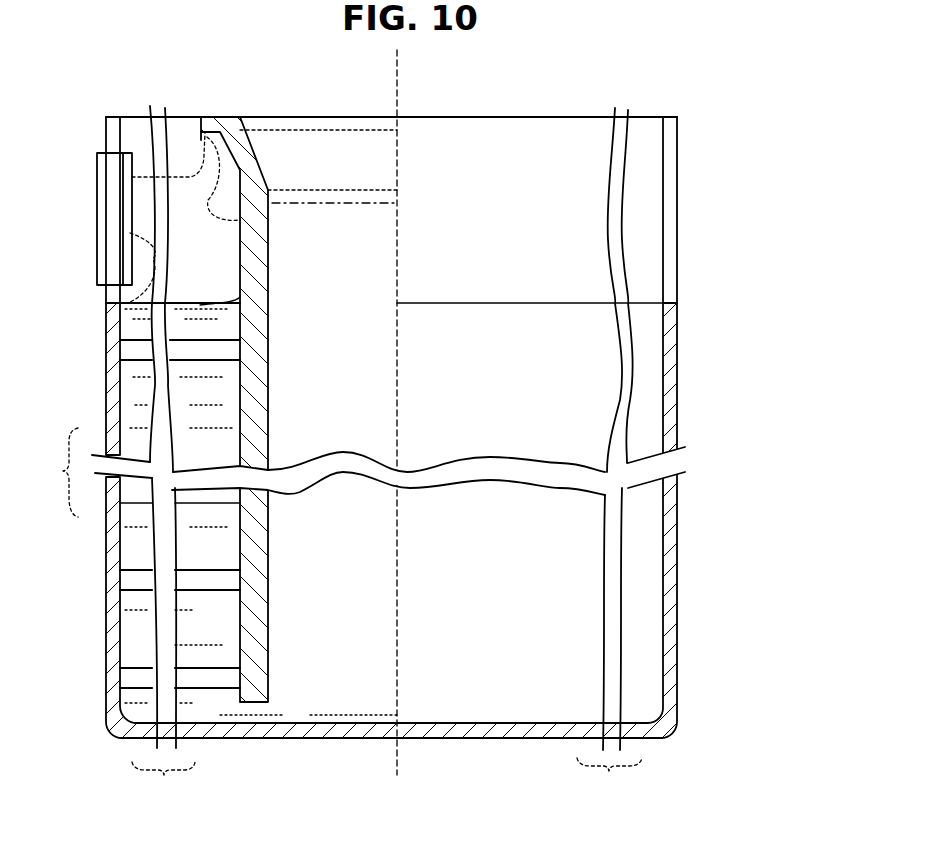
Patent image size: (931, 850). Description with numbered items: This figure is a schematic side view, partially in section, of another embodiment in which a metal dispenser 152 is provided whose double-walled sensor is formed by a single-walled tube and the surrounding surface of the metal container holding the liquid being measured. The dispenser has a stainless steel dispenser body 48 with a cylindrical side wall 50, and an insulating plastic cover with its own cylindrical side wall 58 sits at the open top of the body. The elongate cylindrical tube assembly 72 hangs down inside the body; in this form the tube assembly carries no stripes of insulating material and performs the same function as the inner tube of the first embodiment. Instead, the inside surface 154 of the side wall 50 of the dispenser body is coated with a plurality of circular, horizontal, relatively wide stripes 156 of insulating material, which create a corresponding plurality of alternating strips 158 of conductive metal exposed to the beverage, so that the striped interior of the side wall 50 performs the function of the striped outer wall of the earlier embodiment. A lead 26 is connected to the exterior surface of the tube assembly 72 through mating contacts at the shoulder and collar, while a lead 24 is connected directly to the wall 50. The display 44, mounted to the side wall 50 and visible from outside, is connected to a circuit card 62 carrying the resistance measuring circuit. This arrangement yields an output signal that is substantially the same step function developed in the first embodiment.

The metal dispenser 152 is at (712, 150).
The tube assembly 72 is at (229, 140).
The lead 26 is at (183, 170).
The circuit card 62 is at (120, 207).
The display 44 is at (97, 237).
The lead 24 is at (150, 263).
The cylindrical side wall 58 is at (680, 237).
The dispenser body 48 is at (672, 342).
The cylindrical side wall 50 is at (672, 546).
The inside surface 154 is at (137, 375).
The stripes of insulating material 156 is at (138, 420).
The strips of conductive metal 158 is at (147, 583).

## [EXERCISE]
Reproduce the entire listing above word for word, but leave out the picture.

## [TASK RESPONSE]
Patent image size: (931, 850). Description with numbered items: This figure is a schematic side view, partially in section, of another embodiment in which a metal dispenser 152 is provided whose double-walled sensor is formed by a single-walled tube and the surrounding surface of the metal container holding the liquid being measured. The dispenser has a stainless steel dispenser body 48 with a cylindrical side wall 50, and an insulating plastic cover with its own cylindrical side wall 58 sits at the open top of the body. The elongate cylindrical tube assembly 72 hangs down inside the body; in this form the tube assembly carries no stripes of insulating material and performs the same function as the inner tube of the first embodiment. Instead, the inside surface 154 of the side wall 50 of the dispenser body is coated with a plurality of circular, horizontal, relatively wide stripes 156 of insulating material, which create a corresponding plurality of alternating strips 158 of conductive metal exposed to the beverage, so that the striped interior of the side wall 50 performs the function of the striped outer wall of the earlier embodiment. A lead 26 is connected to the exterior surface of the tube assembly 72 through mating contacts at the shoulder and collar, while a lead 24 is connected directly to the wall 50. The display 44, mounted to the side wall 50 and visible from outside, is connected to a circuit card 62 carrying the resistance measuring circuit. This arrangement yields an output signal that is substantially the same step function developed in the first embodiment.

The metal dispenser 152 is at (712, 150).
The tube assembly 72 is at (229, 140).
The lead 26 is at (183, 170).
The circuit card 62 is at (120, 207).
The display 44 is at (97, 237).
The lead 24 is at (150, 263).
The cylindrical side wall 58 is at (680, 237).
The dispenser body 48 is at (672, 342).
The cylindrical side wall 50 is at (672, 546).
The inside surface 154 is at (137, 375).
The stripes of insulating material 156 is at (138, 420).
The strips of conductive metal 158 is at (147, 583).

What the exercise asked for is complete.